(YOUR TASK): Return all lines with the word "name" in them.
## Begin EXERCISE INPUTS
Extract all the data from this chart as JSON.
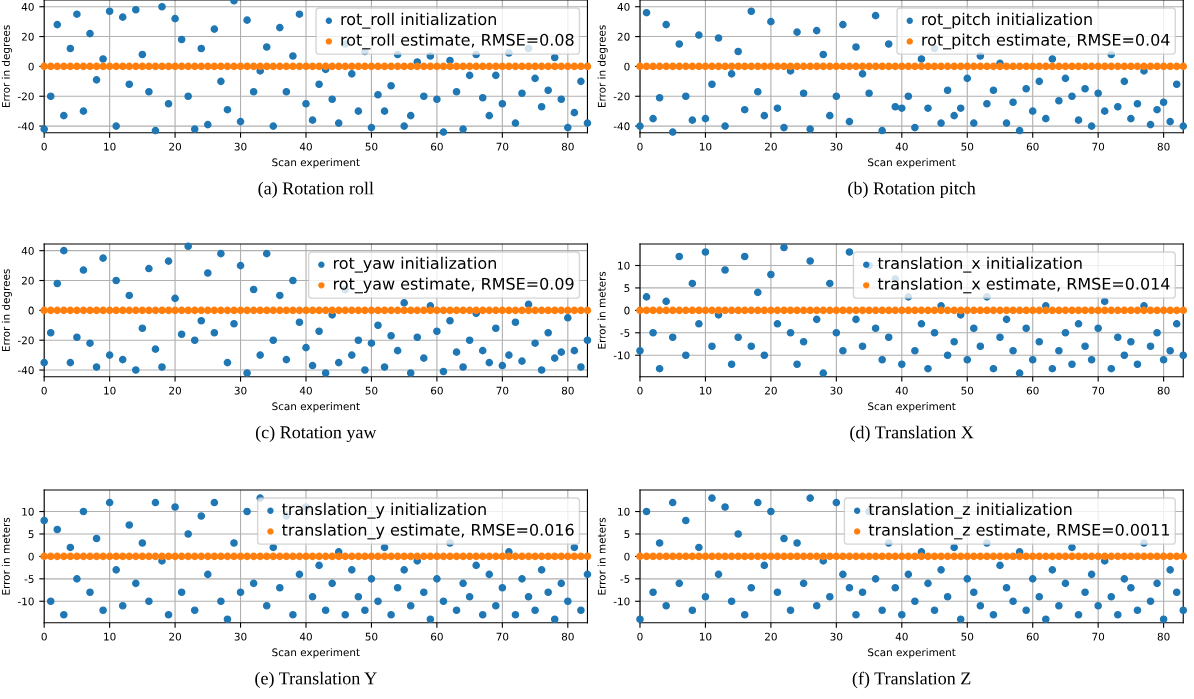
{
  "chart_data": [
    {
      "type": "scatter",
      "xlabel": "Scan experiment",
      "ylabel": "Error in degrees",
      "xlim": [
        0,
        83
      ],
      "ylim": [
        -44.5,
        44.5
      ],
      "xticks": [
        0,
        10,
        20,
        30,
        40,
        50,
        60,
        70,
        80
      ],
      "yticks": [
        -40,
        -20,
        0,
        20,
        40
      ],
      "grid": true,
      "legend": "top right",
      "marker": "circle",
      "annotations": [
        "(a) Rotation roll"
      ],
      "x": [
        0,
        1,
        2,
        3,
        4,
        5,
        6,
        7,
        8,
        9,
        10,
        11,
        12,
        13,
        14,
        15,
        16,
        17,
        18,
        19,
        20,
        21,
        22,
        23,
        24,
        25,
        26,
        27,
        28,
        29,
        30,
        31,
        32,
        33,
        34,
        35,
        36,
        37,
        38,
        39,
        40,
        41,
        42,
        43,
        44,
        45,
        46,
        47,
        48,
        49,
        50,
        51,
        52,
        53,
        54,
        55,
        56,
        57,
        58,
        59,
        60,
        61,
        62,
        63,
        64,
        65,
        66,
        67,
        68,
        69,
        70,
        71,
        72,
        73,
        74,
        75,
        76,
        77,
        78,
        79,
        80,
        81,
        82,
        83
      ],
      "series": [
        {
          "name": "rot_roll initialization",
          "color": "#1f77b4",
          "values": [
            -42,
            -20,
            28,
            -33,
            12,
            35,
            -30,
            22,
            -9,
            5,
            37,
            -40,
            33,
            -12,
            38,
            8,
            -17,
            -43,
            40,
            -25,
            32,
            18,
            -20,
            -42,
            12,
            -39,
            25,
            -10,
            -29,
            44,
            -37,
            31,
            -17,
            -3,
            13,
            -40,
            26,
            -17,
            7,
            35,
            -25,
            -36,
            -12,
            -2,
            -22,
            -38,
            15,
            -5,
            -30,
            10,
            -41,
            -19,
            -30,
            -13,
            8,
            -40,
            -33,
            3,
            -20,
            7,
            -22,
            -44,
            4,
            -17,
            -42,
            -6,
            8,
            -21,
            -33,
            -6,
            -25,
            9,
            -38,
            -18,
            12,
            -8,
            -27,
            -16,
            6,
            -22,
            -41,
            -31,
            -10,
            -38
          ]
        },
        {
          "name": "rot_roll estimate, RMSE=0.08",
          "color": "#ff7f0e",
          "values": [
            0,
            0,
            0,
            0,
            0,
            0,
            0,
            0,
            0,
            0,
            0,
            0,
            0,
            0,
            0,
            0,
            0,
            0,
            0,
            0,
            0,
            0,
            0,
            0,
            0,
            0,
            0,
            0,
            0,
            0,
            0,
            0,
            0,
            0,
            0,
            0,
            0,
            0,
            0,
            0,
            0,
            0,
            0,
            0,
            0,
            0,
            0,
            0,
            0,
            0,
            0,
            0,
            0,
            0,
            0,
            0,
            0,
            0,
            0,
            0,
            0,
            0,
            0,
            0,
            0,
            0,
            0,
            0,
            0,
            0,
            0,
            0,
            0,
            0,
            0,
            0,
            0,
            0,
            0,
            0,
            0,
            0,
            0,
            0
          ]
        }
      ]
    },
    {
      "type": "scatter",
      "xlabel": "Scan experiment",
      "ylabel": "Error in degrees",
      "xlim": [
        0,
        83
      ],
      "ylim": [
        -44.5,
        44.5
      ],
      "xticks": [
        0,
        10,
        20,
        30,
        40,
        50,
        60,
        70,
        80
      ],
      "yticks": [
        -40,
        -20,
        0,
        20,
        40
      ],
      "grid": true,
      "legend": "top right",
      "marker": "circle",
      "annotations": [
        "(b) Rotation pitch"
      ],
      "x": [
        0,
        1,
        2,
        3,
        4,
        5,
        6,
        7,
        8,
        9,
        10,
        11,
        12,
        13,
        14,
        15,
        16,
        17,
        18,
        19,
        20,
        21,
        22,
        23,
        24,
        25,
        26,
        27,
        28,
        29,
        30,
        31,
        32,
        33,
        34,
        35,
        36,
        37,
        38,
        39,
        40,
        41,
        42,
        43,
        44,
        45,
        46,
        47,
        48,
        49,
        50,
        51,
        52,
        53,
        54,
        55,
        56,
        57,
        58,
        59,
        60,
        61,
        62,
        63,
        64,
        65,
        66,
        67,
        68,
        69,
        70,
        71,
        72,
        73,
        74,
        75,
        76,
        77,
        78,
        79,
        80,
        81,
        82,
        83
      ],
      "series": [
        {
          "name": "rot_pitch initialization",
          "color": "#1f77b4",
          "values": [
            -40,
            36,
            -35,
            -21,
            28,
            -44,
            15,
            -20,
            -36,
            21,
            -35,
            -12,
            19,
            -40,
            -5,
            10,
            -29,
            37,
            -17,
            -33,
            30,
            -28,
            -41,
            -3,
            23,
            -18,
            -42,
            24,
            8,
            -33,
            -20,
            28,
            -37,
            13,
            -5,
            -18,
            34,
            -43,
            15,
            -27,
            -28,
            -20,
            -41,
            5,
            -28,
            12,
            -38,
            -16,
            -33,
            -28,
            -8,
            -38,
            7,
            -25,
            -16,
            2,
            -38,
            -24,
            -43,
            -15,
            -30,
            -10,
            -35,
            5,
            -23,
            -8,
            -20,
            -36,
            -15,
            -40,
            -18,
            -30,
            8,
            -27,
            -10,
            -35,
            -25,
            -3,
            -39,
            -29,
            -24,
            -37,
            -12,
            -40
          ]
        },
        {
          "name": "rot_pitch estimate, RMSE=0.04",
          "color": "#ff7f0e",
          "values": [
            0,
            0,
            0,
            0,
            0,
            0,
            0,
            0,
            0,
            0,
            0,
            0,
            0,
            0,
            0,
            0,
            0,
            0,
            0,
            0,
            0,
            0,
            0,
            0,
            0,
            0,
            0,
            0,
            0,
            0,
            0,
            0,
            0,
            0,
            0,
            0,
            0,
            0,
            0,
            0,
            0,
            0,
            0,
            0,
            0,
            0,
            0,
            0,
            0,
            0,
            0,
            0,
            0,
            0,
            0,
            0,
            0,
            0,
            0,
            0,
            0,
            0,
            0,
            0,
            0,
            0,
            0,
            0,
            0,
            0,
            0,
            0,
            0,
            0,
            0,
            0,
            0,
            0,
            0,
            0,
            0,
            0,
            0,
            0
          ]
        }
      ]
    },
    {
      "type": "scatter",
      "xlabel": "Scan experiment",
      "ylabel": "Error in degrees",
      "xlim": [
        0,
        83
      ],
      "ylim": [
        -44.5,
        44.5
      ],
      "xticks": [
        0,
        10,
        20,
        30,
        40,
        50,
        60,
        70,
        80
      ],
      "yticks": [
        -40,
        -20,
        0,
        20,
        40
      ],
      "grid": true,
      "legend": "top right",
      "marker": "circle",
      "annotations": [
        "(c) Rotation yaw"
      ],
      "x": [
        0,
        1,
        2,
        3,
        4,
        5,
        6,
        7,
        8,
        9,
        10,
        11,
        12,
        13,
        14,
        15,
        16,
        17,
        18,
        19,
        20,
        21,
        22,
        23,
        24,
        25,
        26,
        27,
        28,
        29,
        30,
        31,
        32,
        33,
        34,
        35,
        36,
        37,
        38,
        39,
        40,
        41,
        42,
        43,
        44,
        45,
        46,
        47,
        48,
        49,
        50,
        51,
        52,
        53,
        54,
        55,
        56,
        57,
        58,
        59,
        60,
        61,
        62,
        63,
        64,
        65,
        66,
        67,
        68,
        69,
        70,
        71,
        72,
        73,
        74,
        75,
        76,
        77,
        78,
        79,
        80,
        81,
        82,
        83
      ],
      "series": [
        {
          "name": "rot_yaw initialization",
          "color": "#1f77b4",
          "values": [
            -35,
            -15,
            18,
            40,
            -35,
            -18,
            27,
            -22,
            -38,
            35,
            -30,
            20,
            -33,
            10,
            -40,
            -12,
            28,
            -26,
            -38,
            33,
            8,
            -16,
            43,
            -20,
            -7,
            25,
            -15,
            38,
            -35,
            -9,
            30,
            -42,
            14,
            -30,
            38,
            -20,
            10,
            -33,
            20,
            -8,
            -25,
            -37,
            -14,
            -42,
            -3,
            -35,
            14,
            -30,
            -20,
            -40,
            -22,
            -10,
            -38,
            -17,
            -27,
            5,
            -42,
            -18,
            -32,
            3,
            -14,
            -41,
            -7,
            -28,
            -38,
            -20,
            -2,
            -27,
            -35,
            -12,
            -37,
            -30,
            -8,
            -34,
            4,
            -22,
            -40,
            -15,
            -32,
            -28,
            -5,
            -27,
            -38,
            -20
          ]
        },
        {
          "name": "rot_yaw estimate, RMSE=0.09",
          "color": "#ff7f0e",
          "values": [
            0,
            0,
            0,
            0,
            0,
            0,
            0,
            0,
            0,
            0,
            0,
            0,
            0,
            0,
            0,
            0,
            0,
            0,
            0,
            0,
            0,
            0,
            0,
            0,
            0,
            0,
            0,
            0,
            0,
            0,
            0,
            0,
            0,
            0,
            0,
            0,
            0,
            0,
            0,
            0,
            0,
            0,
            0,
            0,
            0,
            0,
            0,
            0,
            0,
            0,
            0,
            0,
            0,
            0,
            0,
            0,
            0,
            0,
            0,
            0,
            0,
            0,
            0,
            0,
            0,
            0,
            0,
            0,
            0,
            0,
            0,
            0,
            0,
            0,
            0,
            0,
            0,
            0,
            0,
            0,
            0,
            0,
            0,
            0
          ]
        }
      ]
    },
    {
      "type": "scatter",
      "xlabel": "Scan experiment",
      "ylabel": "Error in meters",
      "xlim": [
        0,
        83
      ],
      "ylim": [
        -14.8,
        14.8
      ],
      "xticks": [
        0,
        10,
        20,
        30,
        40,
        50,
        60,
        70,
        80
      ],
      "yticks": [
        -10,
        -5,
        0,
        5,
        10
      ],
      "grid": true,
      "legend": "top right",
      "marker": "circle",
      "annotations": [
        "(d) Translation X"
      ],
      "x": [
        0,
        1,
        2,
        3,
        4,
        5,
        6,
        7,
        8,
        9,
        10,
        11,
        12,
        13,
        14,
        15,
        16,
        17,
        18,
        19,
        20,
        21,
        22,
        23,
        24,
        25,
        26,
        27,
        28,
        29,
        30,
        31,
        32,
        33,
        34,
        35,
        36,
        37,
        38,
        39,
        40,
        41,
        42,
        43,
        44,
        45,
        46,
        47,
        48,
        49,
        50,
        51,
        52,
        53,
        54,
        55,
        56,
        57,
        58,
        59,
        60,
        61,
        62,
        63,
        64,
        65,
        66,
        67,
        68,
        69,
        70,
        71,
        72,
        73,
        74,
        75,
        76,
        77,
        78,
        79,
        80,
        81,
        82,
        83
      ],
      "series": [
        {
          "name": "translation_x initialization",
          "color": "#1f77b4",
          "values": [
            -9,
            3,
            -5,
            -13,
            2,
            -6,
            12,
            -10,
            6,
            -3,
            13,
            -8,
            -1,
            9,
            -12,
            -6,
            12,
            -8,
            4,
            -10,
            8,
            -3,
            14,
            -5,
            -12,
            -7,
            11,
            -2,
            -14,
            6,
            -5,
            -9,
            13,
            -2,
            -8,
            10,
            -4,
            -11,
            -6,
            7,
            -12,
            3,
            -9,
            -3,
            -13,
            -5,
            1,
            -10,
            -7,
            -1,
            -11,
            -4,
            -8,
            3,
            -13,
            -6,
            -2,
            -9,
            -14,
            -4,
            -11,
            -7,
            1,
            -13,
            -9,
            -5,
            -12,
            -3,
            -8,
            -11,
            -4,
            2,
            -13,
            -6,
            -10,
            -7,
            -12,
            1,
            -8,
            -5,
            -11,
            -9,
            -3,
            -10
          ]
        },
        {
          "name": "translation_x estimate, RMSE=0.014",
          "color": "#ff7f0e",
          "values": [
            0,
            0,
            0,
            0,
            0,
            0,
            0,
            0,
            0,
            0,
            0,
            0,
            0,
            0,
            0,
            0,
            0,
            0,
            0,
            0,
            0,
            0,
            0,
            0,
            0,
            0,
            0,
            0,
            0,
            0,
            0,
            0,
            0,
            0,
            0,
            0,
            0,
            0,
            0,
            0,
            0,
            0,
            0,
            0,
            0,
            0,
            0,
            0,
            0,
            0,
            0,
            0,
            0,
            0,
            0,
            0,
            0,
            0,
            0,
            0,
            0,
            0,
            0,
            0,
            0,
            0,
            0,
            0,
            0,
            0,
            0,
            0,
            0,
            0,
            0,
            0,
            0,
            0,
            0,
            0,
            0,
            0,
            0,
            0
          ]
        }
      ]
    },
    {
      "type": "scatter",
      "xlabel": "Scan experiment",
      "ylabel": "Error in meters",
      "xlim": [
        0,
        83
      ],
      "ylim": [
        -14.8,
        14.8
      ],
      "xticks": [
        0,
        10,
        20,
        30,
        40,
        50,
        60,
        70,
        80
      ],
      "yticks": [
        -10,
        -5,
        0,
        5,
        10
      ],
      "grid": true,
      "legend": "top right",
      "marker": "circle",
      "annotations": [
        "(e) Translation Y"
      ],
      "x": [
        0,
        1,
        2,
        3,
        4,
        5,
        6,
        7,
        8,
        9,
        10,
        11,
        12,
        13,
        14,
        15,
        16,
        17,
        18,
        19,
        20,
        21,
        22,
        23,
        24,
        25,
        26,
        27,
        28,
        29,
        30,
        31,
        32,
        33,
        34,
        35,
        36,
        37,
        38,
        39,
        40,
        41,
        42,
        43,
        44,
        45,
        46,
        47,
        48,
        49,
        50,
        51,
        52,
        53,
        54,
        55,
        56,
        57,
        58,
        59,
        60,
        61,
        62,
        63,
        64,
        65,
        66,
        67,
        68,
        69,
        70,
        71,
        72,
        73,
        74,
        75,
        76,
        77,
        78,
        79,
        80,
        81,
        82,
        83
      ],
      "series": [
        {
          "name": "translation_y initialization",
          "color": "#1f77b4",
          "values": [
            8,
            -10,
            6,
            -13,
            2,
            -5,
            10,
            -8,
            4,
            -12,
            12,
            -3,
            -11,
            7,
            -6,
            3,
            -10,
            12,
            -1,
            -13,
            11,
            -8,
            5,
            -12,
            9,
            -4,
            12,
            -10,
            -14,
            3,
            -8,
            10,
            -6,
            13,
            -11,
            2,
            -7,
            9,
            -13,
            -4,
            11,
            -9,
            -2,
            -12,
            -6,
            1,
            -13,
            -3,
            -9,
            -12,
            -5,
            -10,
            2,
            -13,
            -7,
            -3,
            -11,
            -1,
            -8,
            -14,
            -5,
            -10,
            3,
            -12,
            -6,
            -9,
            -2,
            -13,
            -4,
            -11,
            -7,
            1,
            -13,
            -5,
            -9,
            -12,
            -3,
            -8,
            -14,
            -6,
            -10,
            2,
            -12,
            -4
          ]
        },
        {
          "name": "translation_y estimate, RMSE=0.016",
          "color": "#ff7f0e",
          "values": [
            0,
            0,
            0,
            0,
            0,
            0,
            0,
            0,
            0,
            0,
            0,
            0,
            0,
            0,
            0,
            0,
            0,
            0,
            0,
            0,
            0,
            0,
            0,
            0,
            0,
            0,
            0,
            0,
            0,
            0,
            0,
            0,
            0,
            0,
            0,
            0,
            0,
            0,
            0,
            0,
            0,
            0,
            0,
            0,
            0,
            0,
            0,
            0,
            0,
            0,
            0,
            0,
            0,
            0,
            0,
            0,
            0,
            0,
            0,
            0,
            0,
            0,
            0,
            0,
            0,
            0,
            0,
            0,
            0,
            0,
            0,
            0,
            0,
            0,
            0,
            0,
            0,
            0,
            0,
            0,
            0,
            0,
            0,
            0
          ]
        }
      ]
    },
    {
      "type": "scatter",
      "xlabel": "Scan experiment",
      "ylabel": "Error in meters",
      "xlim": [
        0,
        83
      ],
      "ylim": [
        -14.8,
        14.8
      ],
      "xticks": [
        0,
        10,
        20,
        30,
        40,
        50,
        60,
        70,
        80
      ],
      "yticks": [
        -10,
        -5,
        0,
        5,
        10
      ],
      "grid": true,
      "legend": "top right",
      "marker": "circle",
      "annotations": [
        "(f) Translation Z"
      ],
      "x": [
        0,
        1,
        2,
        3,
        4,
        5,
        6,
        7,
        8,
        9,
        10,
        11,
        12,
        13,
        14,
        15,
        16,
        17,
        18,
        19,
        20,
        21,
        22,
        23,
        24,
        25,
        26,
        27,
        28,
        29,
        30,
        31,
        32,
        33,
        34,
        35,
        36,
        37,
        38,
        39,
        40,
        41,
        42,
        43,
        44,
        45,
        46,
        47,
        48,
        49,
        50,
        51,
        52,
        53,
        54,
        55,
        56,
        57,
        58,
        59,
        60,
        61,
        62,
        63,
        64,
        65,
        66,
        67,
        68,
        69,
        70,
        71,
        72,
        73,
        74,
        75,
        76,
        77,
        78,
        79,
        80,
        81,
        82,
        83
      ],
      "series": [
        {
          "name": "translation_z initialization",
          "color": "#1f77b4",
          "values": [
            -14,
            10,
            -8,
            3,
            -11,
            12,
            -6,
            8,
            -12,
            2,
            -9,
            13,
            -4,
            11,
            -10,
            5,
            -13,
            -7,
            12,
            -2,
            10,
            -8,
            4,
            -12,
            3,
            -6,
            13,
            -11,
            -1,
            -9,
            12,
            -4,
            -7,
            -13,
            -8,
            10,
            -5,
            -12,
            3,
            -7,
            -13,
            -4,
            -10,
            1,
            -6,
            -12,
            -3,
            -9,
            2,
            -14,
            -5,
            -8,
            -11,
            3,
            -13,
            -2,
            -7,
            -10,
            1,
            -12,
            -5,
            -9,
            -14,
            -3,
            -11,
            -6,
            2,
            -13,
            -8,
            -4,
            -11,
            -1,
            -9,
            -13,
            -5,
            -7,
            -12,
            3,
            -10,
            -6,
            -14,
            -3,
            -8,
            -12
          ]
        },
        {
          "name": "translation_z estimate, RMSE=0.0011",
          "color": "#ff7f0e",
          "values": [
            0,
            0,
            0,
            0,
            0,
            0,
            0,
            0,
            0,
            0,
            0,
            0,
            0,
            0,
            0,
            0,
            0,
            0,
            0,
            0,
            0,
            0,
            0,
            0,
            0,
            0,
            0,
            0,
            0,
            0,
            0,
            0,
            0,
            0,
            0,
            0,
            0,
            0,
            0,
            0,
            0,
            0,
            0,
            0,
            0,
            0,
            0,
            0,
            0,
            0,
            0,
            0,
            0,
            0,
            0,
            0,
            0,
            0,
            0,
            0,
            0,
            0,
            0,
            0,
            0,
            0,
            0,
            0,
            0,
            0,
            0,
            0,
            0,
            0,
            0,
            0,
            0,
            0,
            0,
            0,
            0,
            0,
            0,
            0
          ]
        }
      ]
    }
  ]
}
## End EXERCISE INPUTS
(THE REPLY):
          "name": "rot_roll initialization",
          "name": "rot_roll estimate, RMSE=0.08",
          "name": "rot_pitch initialization",
          "name": "rot_pitch estimate, RMSE=0.04",
          "name": "rot_yaw initialization",
          "name": "rot_yaw estimate, RMSE=0.09",
          "name": "translation_x initialization",
          "name": "translation_x estimate, RMSE=0.014",
          "name": "translation_y initialization",
          "name": "translation_y estimate, RMSE=0.016",
          "name": "translation_z initialization",
          "name": "translation_z estimate, RMSE=0.0011",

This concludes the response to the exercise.